Extract each line of the data below exactly as written.
>> BEGIN
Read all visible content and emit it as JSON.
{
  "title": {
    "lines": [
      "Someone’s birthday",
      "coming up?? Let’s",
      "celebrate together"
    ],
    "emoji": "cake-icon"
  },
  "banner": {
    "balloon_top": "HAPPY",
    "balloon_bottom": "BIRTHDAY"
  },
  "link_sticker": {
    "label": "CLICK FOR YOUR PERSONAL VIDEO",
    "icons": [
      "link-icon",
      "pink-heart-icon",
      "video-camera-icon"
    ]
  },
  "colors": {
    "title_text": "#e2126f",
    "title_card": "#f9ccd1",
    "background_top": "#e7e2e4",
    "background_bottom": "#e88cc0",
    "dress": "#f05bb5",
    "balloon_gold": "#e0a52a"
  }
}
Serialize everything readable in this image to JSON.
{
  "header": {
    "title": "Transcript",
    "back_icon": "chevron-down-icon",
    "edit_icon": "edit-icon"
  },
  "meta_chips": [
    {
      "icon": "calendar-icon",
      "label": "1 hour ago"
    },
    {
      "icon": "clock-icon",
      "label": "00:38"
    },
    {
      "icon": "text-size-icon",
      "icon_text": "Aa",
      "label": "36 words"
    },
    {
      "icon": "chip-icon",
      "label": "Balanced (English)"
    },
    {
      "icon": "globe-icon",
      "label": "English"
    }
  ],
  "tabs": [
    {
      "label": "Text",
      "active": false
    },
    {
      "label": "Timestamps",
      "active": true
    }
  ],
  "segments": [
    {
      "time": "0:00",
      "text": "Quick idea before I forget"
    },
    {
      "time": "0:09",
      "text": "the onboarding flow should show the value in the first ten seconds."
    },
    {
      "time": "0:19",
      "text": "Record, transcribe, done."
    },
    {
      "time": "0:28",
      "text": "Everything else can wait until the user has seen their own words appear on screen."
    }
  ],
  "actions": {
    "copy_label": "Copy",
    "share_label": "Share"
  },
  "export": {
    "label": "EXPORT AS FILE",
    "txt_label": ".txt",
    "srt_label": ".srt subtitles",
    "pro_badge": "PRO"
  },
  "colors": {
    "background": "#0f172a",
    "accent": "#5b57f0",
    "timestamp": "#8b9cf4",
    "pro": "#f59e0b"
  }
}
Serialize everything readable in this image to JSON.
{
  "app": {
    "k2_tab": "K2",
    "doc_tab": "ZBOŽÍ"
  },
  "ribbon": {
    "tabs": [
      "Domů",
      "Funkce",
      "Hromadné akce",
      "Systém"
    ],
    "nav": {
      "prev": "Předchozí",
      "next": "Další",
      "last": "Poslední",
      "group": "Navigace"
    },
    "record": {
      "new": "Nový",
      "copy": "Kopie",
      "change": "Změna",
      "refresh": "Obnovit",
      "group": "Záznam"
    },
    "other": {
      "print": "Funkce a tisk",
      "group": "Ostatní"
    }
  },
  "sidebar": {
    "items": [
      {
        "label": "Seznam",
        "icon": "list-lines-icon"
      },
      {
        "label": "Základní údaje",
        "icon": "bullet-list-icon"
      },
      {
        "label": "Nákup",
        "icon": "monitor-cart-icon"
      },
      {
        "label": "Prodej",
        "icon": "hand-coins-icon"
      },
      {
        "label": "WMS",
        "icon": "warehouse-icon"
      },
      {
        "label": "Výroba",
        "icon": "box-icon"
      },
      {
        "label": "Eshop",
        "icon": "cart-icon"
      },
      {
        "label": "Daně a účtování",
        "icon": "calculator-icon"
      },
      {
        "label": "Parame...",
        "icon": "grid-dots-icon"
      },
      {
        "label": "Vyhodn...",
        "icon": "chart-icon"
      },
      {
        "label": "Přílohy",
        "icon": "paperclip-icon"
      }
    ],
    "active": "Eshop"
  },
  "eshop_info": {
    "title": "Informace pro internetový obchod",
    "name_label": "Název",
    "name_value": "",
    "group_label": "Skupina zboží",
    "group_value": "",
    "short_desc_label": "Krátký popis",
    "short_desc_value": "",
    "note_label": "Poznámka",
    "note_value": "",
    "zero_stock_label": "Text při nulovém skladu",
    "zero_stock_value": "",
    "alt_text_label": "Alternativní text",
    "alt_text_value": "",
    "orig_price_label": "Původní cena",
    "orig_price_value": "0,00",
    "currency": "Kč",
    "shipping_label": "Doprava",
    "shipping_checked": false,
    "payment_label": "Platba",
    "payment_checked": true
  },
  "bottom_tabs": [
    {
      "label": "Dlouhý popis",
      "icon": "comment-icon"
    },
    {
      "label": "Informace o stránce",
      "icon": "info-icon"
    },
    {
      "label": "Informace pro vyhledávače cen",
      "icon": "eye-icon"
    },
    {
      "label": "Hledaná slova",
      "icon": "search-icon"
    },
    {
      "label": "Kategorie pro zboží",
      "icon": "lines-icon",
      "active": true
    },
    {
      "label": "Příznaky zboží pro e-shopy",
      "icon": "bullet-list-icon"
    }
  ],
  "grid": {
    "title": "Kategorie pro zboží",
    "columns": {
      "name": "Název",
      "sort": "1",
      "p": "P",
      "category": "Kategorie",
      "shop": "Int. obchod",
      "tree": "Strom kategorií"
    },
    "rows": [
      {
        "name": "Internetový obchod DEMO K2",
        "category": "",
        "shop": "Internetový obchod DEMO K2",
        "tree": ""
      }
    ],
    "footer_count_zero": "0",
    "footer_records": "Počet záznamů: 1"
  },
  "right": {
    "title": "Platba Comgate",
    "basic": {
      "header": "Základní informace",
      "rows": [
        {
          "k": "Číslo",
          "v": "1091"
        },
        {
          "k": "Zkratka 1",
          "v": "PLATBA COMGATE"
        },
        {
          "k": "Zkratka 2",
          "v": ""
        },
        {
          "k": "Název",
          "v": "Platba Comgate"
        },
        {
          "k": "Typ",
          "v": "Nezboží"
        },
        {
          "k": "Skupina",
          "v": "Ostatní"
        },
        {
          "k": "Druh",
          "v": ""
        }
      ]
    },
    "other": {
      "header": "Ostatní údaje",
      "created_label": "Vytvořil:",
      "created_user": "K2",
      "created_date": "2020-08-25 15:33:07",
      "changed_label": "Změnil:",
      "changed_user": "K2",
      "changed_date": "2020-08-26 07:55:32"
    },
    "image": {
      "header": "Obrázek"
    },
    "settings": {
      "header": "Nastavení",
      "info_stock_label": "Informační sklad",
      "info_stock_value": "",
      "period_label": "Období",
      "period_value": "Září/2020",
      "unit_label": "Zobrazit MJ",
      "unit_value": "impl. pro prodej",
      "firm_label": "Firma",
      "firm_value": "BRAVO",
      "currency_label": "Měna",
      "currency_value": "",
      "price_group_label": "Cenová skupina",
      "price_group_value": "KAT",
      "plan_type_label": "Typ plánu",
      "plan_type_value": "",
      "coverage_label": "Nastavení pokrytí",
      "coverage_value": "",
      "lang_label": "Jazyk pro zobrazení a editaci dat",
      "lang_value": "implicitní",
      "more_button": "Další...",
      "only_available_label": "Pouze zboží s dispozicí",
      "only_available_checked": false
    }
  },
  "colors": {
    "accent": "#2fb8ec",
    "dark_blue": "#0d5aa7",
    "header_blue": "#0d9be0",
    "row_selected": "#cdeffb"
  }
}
>> END
## OUTPUT BELOW
Read all visible content and emit it as JSON.
{
  "title": {
    "lines": [
      "Someone’s birthday",
      "coming up?? Let’s",
      "celebrate together"
    ],
    "emoji": "cake-icon"
  },
  "banner": {
    "balloon_top": "HAPPY",
    "balloon_bottom": "BIRTHDAY"
  },
  "link_sticker": {
    "label": "CLICK FOR YOUR PERSONAL VIDEO",
    "icons": [
      "link-icon",
      "pink-heart-icon",
      "video-camera-icon"
    ]
  },
  "colors": {
    "title_text": "#e2126f",
    "title_card": "#f9ccd1",
    "background_top": "#e7e2e4",
    "background_bottom": "#e88cc0",
    "dress": "#f05bb5",
    "balloon_gold": "#e0a52a"
  }
}
Serialize everything readable in this image to JSON.
{
  "header": {
    "title": "Transcript",
    "back_icon": "chevron-down-icon",
    "edit_icon": "edit-icon"
  },
  "meta_chips": [
    {
      "icon": "calendar-icon",
      "label": "1 hour ago"
    },
    {
      "icon": "clock-icon",
      "label": "00:38"
    },
    {
      "icon": "text-size-icon",
      "icon_text": "Aa",
      "label": "36 words"
    },
    {
      "icon": "chip-icon",
      "label": "Balanced (English)"
    },
    {
      "icon": "globe-icon",
      "label": "English"
    }
  ],
  "tabs": [
    {
      "label": "Text",
      "active": false
    },
    {
      "label": "Timestamps",
      "active": true
    }
  ],
  "segments": [
    {
      "time": "0:00",
      "text": "Quick idea before I forget"
    },
    {
      "time": "0:09",
      "text": "the onboarding flow should show the value in the first ten seconds."
    },
    {
      "time": "0:19",
      "text": "Record, transcribe, done."
    },
    {
      "time": "0:28",
      "text": "Everything else can wait until the user has seen their own words appear on screen."
    }
  ],
  "actions": {
    "copy_label": "Copy",
    "share_label": "Share"
  },
  "export": {
    "label": "EXPORT AS FILE",
    "txt_label": ".txt",
    "srt_label": ".srt subtitles",
    "pro_badge": "PRO"
  },
  "colors": {
    "background": "#0f172a",
    "accent": "#5b57f0",
    "timestamp": "#8b9cf4",
    "pro": "#f59e0b"
  }
}
Serialize everything readable in this image to JSON.
{
  "app": {
    "k2_tab": "K2",
    "doc_tab": "ZBOŽÍ"
  },
  "ribbon": {
    "tabs": [
      "Domů",
      "Funkce",
      "Hromadné akce",
      "Systém"
    ],
    "nav": {
      "prev": "Předchozí",
      "next": "Další",
      "last": "Poslední",
      "group": "Navigace"
    },
    "record": {
      "new": "Nový",
      "copy": "Kopie",
      "change": "Změna",
      "refresh": "Obnovit",
      "group": "Záznam"
    },
    "other": {
      "print": "Funkce a tisk",
      "group": "Ostatní"
    }
  },
  "sidebar": {
    "items": [
      {
        "label": "Seznam",
        "icon": "list-lines-icon"
      },
      {
        "label": "Základní údaje",
        "icon": "bullet-list-icon"
      },
      {
        "label": "Nákup",
        "icon": "monitor-cart-icon"
      },
      {
        "label": "Prodej",
        "icon": "hand-coins-icon"
      },
      {
        "label": "WMS",
        "icon": "warehouse-icon"
      },
      {
        "label": "Výroba",
        "icon": "box-icon"
      },
      {
        "label": "Eshop",
        "icon": "cart-icon"
      },
      {
        "label": "Daně a účtování",
        "icon": "calculator-icon"
      },
      {
        "label": "Parame...",
        "icon": "grid-dots-icon"
      },
      {
        "label": "Vyhodn...",
        "icon": "chart-icon"
      },
      {
        "label": "Přílohy",
        "icon": "paperclip-icon"
      }
    ],
    "active": "Eshop"
  },
  "eshop_info": {
    "title": "Informace pro internetový obchod",
    "name_label": "Název",
    "name_value": "",
    "group_label": "Skupina zboží",
    "group_value": "",
    "short_desc_label": "Krátký popis",
    "short_desc_value": "",
    "note_label": "Poznámka",
    "note_value": "",
    "zero_stock_label": "Text při nulovém skladu",
    "zero_stock_value": "",
    "alt_text_label": "Alternativní text",
    "alt_text_value": "",
    "orig_price_label": "Původní cena",
    "orig_price_value": "0,00",
    "currency": "Kč",
    "shipping_label": "Doprava",
    "shipping_checked": false,
    "payment_label": "Platba",
    "payment_checked": true
  },
  "bottom_tabs": [
    {
      "label": "Dlouhý popis",
      "icon": "comment-icon"
    },
    {
      "label": "Informace o stránce",
      "icon": "info-icon"
    },
    {
      "label": "Informace pro vyhledávače cen",
      "icon": "eye-icon"
    },
    {
      "label": "Hledaná slova",
      "icon": "search-icon"
    },
    {
      "label": "Kategorie pro zboží",
      "icon": "lines-icon",
      "active": true
    },
    {
      "label": "Příznaky zboží pro e-shopy",
      "icon": "bullet-list-icon"
    }
  ],
  "grid": {
    "title": "Kategorie pro zboží",
    "columns": {
      "name": "Název",
      "sort": "1",
      "p": "P",
      "category": "Kategorie",
      "shop": "Int. obchod",
      "tree": "Strom kategorií"
    },
    "rows": [
      {
        "name": "Internetový obchod DEMO K2",
        "category": "",
        "shop": "Internetový obchod DEMO K2",
        "tree": ""
      }
    ],
    "footer_count_zero": "0",
    "footer_records": "Počet záznamů: 1"
  },
  "right": {
    "title": "Platba Comgate",
    "basic": {
      "header": "Základní informace",
      "rows": [
        {
          "k": "Číslo",
          "v": "1091"
        },
        {
          "k": "Zkratka 1",
          "v": "PLATBA COMGATE"
        },
        {
          "k": "Zkratka 2",
          "v": ""
        },
        {
          "k": "Název",
          "v": "Platba Comgate"
        },
        {
          "k": "Typ",
          "v": "Nezboží"
        },
        {
          "k": "Skupina",
          "v": "Ostatní"
        },
        {
          "k": "Druh",
          "v": ""
        }
      ]
    },
    "other": {
      "header": "Ostatní údaje",
      "created_label": "Vytvořil:",
      "created_user": "K2",
      "created_date": "2020-08-25 15:33:07",
      "changed_label": "Změnil:",
      "changed_user": "K2",
      "changed_date": "2020-08-26 07:55:32"
    },
    "image": {
      "header": "Obrázek"
    },
    "settings": {
      "header": "Nastavení",
      "info_stock_label": "Informační sklad",
      "info_stock_value": "",
      "period_label": "Období",
      "period_value": "Září/2020",
      "unit_label": "Zobrazit MJ",
      "unit_value": "impl. pro prodej",
      "firm_label": "Firma",
      "firm_value": "BRAVO",
      "currency_label": "Měna",
      "currency_value": "",
      "price_group_label": "Cenová skupina",
      "price_group_value": "KAT",
      "plan_type_label": "Typ plánu",
      "plan_type_value": "",
      "coverage_label": "Nastavení pokrytí",
      "coverage_value": "",
      "lang_label": "Jazyk pro zobrazení a editaci dat",
      "lang_value": "implicitní",
      "more_button": "Další...",
      "only_available_label": "Pouze zboží s dispozicí",
      "only_available_checked": false
    }
  },
  "colors": {
    "accent": "#2fb8ec",
    "dark_blue": "#0d5aa7",
    "header_blue": "#0d9be0",
    "row_selected": "#cdeffb"
  }
}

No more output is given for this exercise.